▸ YOUR GOAL:
Your task is to return the span of lines beginning at the one with "Extract the structured" and ending at the last line of the data, exactly as it stands.

Records from a collection of figures:
· · ·
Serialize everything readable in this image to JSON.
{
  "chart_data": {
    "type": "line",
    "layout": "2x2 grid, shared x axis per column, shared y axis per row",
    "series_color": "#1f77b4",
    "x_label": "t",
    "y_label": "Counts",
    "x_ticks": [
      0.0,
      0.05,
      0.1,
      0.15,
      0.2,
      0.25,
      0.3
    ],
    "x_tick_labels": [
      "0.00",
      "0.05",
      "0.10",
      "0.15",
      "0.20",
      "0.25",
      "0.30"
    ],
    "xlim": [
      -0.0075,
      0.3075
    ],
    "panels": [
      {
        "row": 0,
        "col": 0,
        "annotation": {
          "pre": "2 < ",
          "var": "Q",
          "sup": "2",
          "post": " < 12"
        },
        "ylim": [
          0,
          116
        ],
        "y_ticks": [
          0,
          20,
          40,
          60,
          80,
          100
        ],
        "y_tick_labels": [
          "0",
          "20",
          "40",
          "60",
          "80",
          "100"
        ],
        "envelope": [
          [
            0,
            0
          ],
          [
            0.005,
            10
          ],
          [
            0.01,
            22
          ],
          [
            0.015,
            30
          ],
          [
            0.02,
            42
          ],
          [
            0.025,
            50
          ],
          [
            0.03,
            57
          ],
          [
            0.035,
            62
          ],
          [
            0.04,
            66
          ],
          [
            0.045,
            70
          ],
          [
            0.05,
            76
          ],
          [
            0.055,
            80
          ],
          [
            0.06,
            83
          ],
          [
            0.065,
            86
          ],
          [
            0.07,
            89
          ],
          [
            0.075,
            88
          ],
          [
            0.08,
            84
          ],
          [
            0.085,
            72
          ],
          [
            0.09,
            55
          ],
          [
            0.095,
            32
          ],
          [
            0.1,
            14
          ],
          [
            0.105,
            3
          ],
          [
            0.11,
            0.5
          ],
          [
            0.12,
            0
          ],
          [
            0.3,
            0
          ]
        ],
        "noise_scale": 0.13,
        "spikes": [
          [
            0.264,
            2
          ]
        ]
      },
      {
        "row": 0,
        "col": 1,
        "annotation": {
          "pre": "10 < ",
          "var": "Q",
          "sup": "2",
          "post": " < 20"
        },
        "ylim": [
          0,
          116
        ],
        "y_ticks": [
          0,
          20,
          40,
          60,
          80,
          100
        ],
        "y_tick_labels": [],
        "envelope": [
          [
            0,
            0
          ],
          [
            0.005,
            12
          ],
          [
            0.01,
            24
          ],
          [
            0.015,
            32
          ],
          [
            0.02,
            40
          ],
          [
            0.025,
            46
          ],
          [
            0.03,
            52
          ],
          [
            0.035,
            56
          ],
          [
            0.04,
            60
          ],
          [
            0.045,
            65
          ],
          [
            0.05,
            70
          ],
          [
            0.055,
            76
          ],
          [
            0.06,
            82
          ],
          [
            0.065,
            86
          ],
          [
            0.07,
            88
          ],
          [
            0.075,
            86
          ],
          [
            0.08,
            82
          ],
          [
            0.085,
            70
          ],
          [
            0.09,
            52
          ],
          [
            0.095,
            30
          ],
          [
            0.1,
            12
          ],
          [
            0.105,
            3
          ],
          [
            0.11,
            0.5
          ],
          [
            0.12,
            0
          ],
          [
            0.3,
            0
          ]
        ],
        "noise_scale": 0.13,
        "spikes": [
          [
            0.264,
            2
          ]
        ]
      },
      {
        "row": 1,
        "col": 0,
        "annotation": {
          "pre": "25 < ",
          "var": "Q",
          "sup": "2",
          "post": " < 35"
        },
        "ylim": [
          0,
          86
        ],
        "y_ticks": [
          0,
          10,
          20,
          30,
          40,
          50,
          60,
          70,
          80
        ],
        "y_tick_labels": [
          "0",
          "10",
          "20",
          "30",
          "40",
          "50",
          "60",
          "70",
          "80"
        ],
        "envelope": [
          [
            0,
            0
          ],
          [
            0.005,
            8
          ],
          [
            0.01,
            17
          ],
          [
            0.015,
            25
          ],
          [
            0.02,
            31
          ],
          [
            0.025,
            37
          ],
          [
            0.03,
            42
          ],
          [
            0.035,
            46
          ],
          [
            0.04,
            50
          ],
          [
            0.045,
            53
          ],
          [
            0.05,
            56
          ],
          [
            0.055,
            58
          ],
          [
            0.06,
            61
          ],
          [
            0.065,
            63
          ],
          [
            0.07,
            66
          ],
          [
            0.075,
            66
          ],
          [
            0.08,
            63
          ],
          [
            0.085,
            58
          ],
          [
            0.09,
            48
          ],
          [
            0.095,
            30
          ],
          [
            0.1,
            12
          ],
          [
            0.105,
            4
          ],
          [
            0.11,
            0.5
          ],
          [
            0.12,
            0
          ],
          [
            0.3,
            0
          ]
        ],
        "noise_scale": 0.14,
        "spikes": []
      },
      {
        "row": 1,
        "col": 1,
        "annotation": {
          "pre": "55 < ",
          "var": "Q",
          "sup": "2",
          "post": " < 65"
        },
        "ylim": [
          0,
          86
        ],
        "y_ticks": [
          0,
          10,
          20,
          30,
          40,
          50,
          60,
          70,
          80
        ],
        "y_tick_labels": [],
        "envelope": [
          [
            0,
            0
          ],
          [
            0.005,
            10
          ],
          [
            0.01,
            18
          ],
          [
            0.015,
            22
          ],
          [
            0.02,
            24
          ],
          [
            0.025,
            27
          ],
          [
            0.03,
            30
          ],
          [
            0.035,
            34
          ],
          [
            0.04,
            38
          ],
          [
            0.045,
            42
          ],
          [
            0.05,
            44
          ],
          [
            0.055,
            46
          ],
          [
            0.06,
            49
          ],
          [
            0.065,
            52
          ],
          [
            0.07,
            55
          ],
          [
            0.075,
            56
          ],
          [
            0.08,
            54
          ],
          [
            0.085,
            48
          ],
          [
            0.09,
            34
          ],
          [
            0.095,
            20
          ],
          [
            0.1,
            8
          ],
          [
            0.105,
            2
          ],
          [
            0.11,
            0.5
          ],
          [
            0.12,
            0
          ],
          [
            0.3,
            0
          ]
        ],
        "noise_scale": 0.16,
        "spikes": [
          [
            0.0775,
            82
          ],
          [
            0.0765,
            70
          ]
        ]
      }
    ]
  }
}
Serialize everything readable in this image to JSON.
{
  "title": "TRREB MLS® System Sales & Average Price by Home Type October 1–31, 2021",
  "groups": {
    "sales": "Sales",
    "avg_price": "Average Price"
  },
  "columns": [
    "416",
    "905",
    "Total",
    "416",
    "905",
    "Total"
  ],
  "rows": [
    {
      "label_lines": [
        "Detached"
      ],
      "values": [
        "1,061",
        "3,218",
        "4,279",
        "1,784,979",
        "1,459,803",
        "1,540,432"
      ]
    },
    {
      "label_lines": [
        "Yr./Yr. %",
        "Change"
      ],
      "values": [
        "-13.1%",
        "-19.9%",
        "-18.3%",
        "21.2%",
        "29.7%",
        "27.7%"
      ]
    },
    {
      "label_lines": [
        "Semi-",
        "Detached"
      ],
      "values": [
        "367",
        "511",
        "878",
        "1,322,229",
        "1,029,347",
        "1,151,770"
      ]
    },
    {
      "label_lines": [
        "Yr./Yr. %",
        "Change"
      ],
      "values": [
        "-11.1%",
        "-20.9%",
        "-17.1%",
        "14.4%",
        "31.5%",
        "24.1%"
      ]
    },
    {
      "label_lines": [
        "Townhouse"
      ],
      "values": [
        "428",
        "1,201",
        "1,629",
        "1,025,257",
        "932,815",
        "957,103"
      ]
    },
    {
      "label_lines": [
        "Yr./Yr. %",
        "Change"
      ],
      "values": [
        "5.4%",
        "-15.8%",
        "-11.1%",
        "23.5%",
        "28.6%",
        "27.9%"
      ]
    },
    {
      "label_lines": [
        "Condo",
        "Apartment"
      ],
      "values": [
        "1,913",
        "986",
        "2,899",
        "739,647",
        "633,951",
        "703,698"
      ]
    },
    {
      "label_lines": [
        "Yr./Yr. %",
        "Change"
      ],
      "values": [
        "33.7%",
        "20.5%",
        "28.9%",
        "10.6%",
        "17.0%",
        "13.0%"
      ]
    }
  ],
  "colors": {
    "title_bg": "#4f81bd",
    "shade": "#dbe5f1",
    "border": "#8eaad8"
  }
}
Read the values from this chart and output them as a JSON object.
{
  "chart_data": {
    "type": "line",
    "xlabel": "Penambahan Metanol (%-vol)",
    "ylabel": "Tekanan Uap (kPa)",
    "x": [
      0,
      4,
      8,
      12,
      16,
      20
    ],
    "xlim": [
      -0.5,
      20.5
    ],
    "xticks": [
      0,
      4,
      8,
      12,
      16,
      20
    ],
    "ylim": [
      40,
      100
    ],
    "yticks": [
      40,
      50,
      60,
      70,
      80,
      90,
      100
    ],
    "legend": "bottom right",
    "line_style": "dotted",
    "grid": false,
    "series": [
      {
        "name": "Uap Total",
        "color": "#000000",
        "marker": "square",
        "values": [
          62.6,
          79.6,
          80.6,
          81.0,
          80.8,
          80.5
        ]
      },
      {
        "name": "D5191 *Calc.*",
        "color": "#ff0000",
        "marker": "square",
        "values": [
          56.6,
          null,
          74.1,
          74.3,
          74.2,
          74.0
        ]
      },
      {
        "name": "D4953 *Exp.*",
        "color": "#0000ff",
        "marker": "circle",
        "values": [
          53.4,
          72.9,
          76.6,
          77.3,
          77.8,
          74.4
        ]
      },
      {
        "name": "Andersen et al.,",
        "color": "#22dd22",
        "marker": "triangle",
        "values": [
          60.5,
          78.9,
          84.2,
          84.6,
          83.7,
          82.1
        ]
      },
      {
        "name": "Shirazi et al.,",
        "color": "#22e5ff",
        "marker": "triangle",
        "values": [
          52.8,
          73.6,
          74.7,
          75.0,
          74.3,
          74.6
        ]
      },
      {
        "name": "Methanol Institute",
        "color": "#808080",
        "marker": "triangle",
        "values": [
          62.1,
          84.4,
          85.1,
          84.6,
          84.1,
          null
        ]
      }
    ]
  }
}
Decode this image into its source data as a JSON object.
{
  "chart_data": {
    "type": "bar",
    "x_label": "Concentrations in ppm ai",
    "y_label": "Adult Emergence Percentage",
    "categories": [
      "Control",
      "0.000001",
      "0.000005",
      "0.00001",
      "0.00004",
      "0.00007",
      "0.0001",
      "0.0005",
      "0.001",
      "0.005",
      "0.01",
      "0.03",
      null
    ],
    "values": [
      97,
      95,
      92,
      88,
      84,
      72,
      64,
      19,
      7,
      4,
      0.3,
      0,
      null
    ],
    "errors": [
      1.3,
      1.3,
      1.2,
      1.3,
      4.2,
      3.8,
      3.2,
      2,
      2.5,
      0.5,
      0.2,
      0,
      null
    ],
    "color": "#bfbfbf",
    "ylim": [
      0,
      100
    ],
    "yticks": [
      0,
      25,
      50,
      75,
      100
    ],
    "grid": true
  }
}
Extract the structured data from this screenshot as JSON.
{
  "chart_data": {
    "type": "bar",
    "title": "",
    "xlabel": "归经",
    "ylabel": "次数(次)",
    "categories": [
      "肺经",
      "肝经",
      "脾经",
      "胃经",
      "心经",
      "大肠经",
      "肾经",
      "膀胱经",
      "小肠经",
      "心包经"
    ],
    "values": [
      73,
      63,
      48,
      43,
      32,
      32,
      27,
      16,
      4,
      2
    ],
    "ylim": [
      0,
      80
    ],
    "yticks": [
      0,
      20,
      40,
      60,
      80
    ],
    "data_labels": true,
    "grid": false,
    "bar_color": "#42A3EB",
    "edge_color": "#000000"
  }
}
· · ·
▸ SOLUTION TO THIS EXERCISE:
Extract the structured data from this screenshot as JSON.
{
  "chart_data": {
    "type": "bar",
    "title": "",
    "xlabel": "归经",
    "ylabel": "次数(次)",
    "categories": [
      "肺经",
      "肝经",
      "脾经",
      "胃经",
      "心经",
      "大肠经",
      "肾经",
      "膀胱经",
      "小肠经",
      "心包经"
    ],
    "values": [
      73,
      63,
      48,
      43,
      32,
      32,
      27,
      16,
      4,
      2
    ],
    "ylim": [
      0,
      80
    ],
    "yticks": [
      0,
      20,
      40,
      60,
      80
    ],
    "data_labels": true,
    "grid": false,
    "bar_color": "#42A3EB",
    "edge_color": "#000000"
  }
}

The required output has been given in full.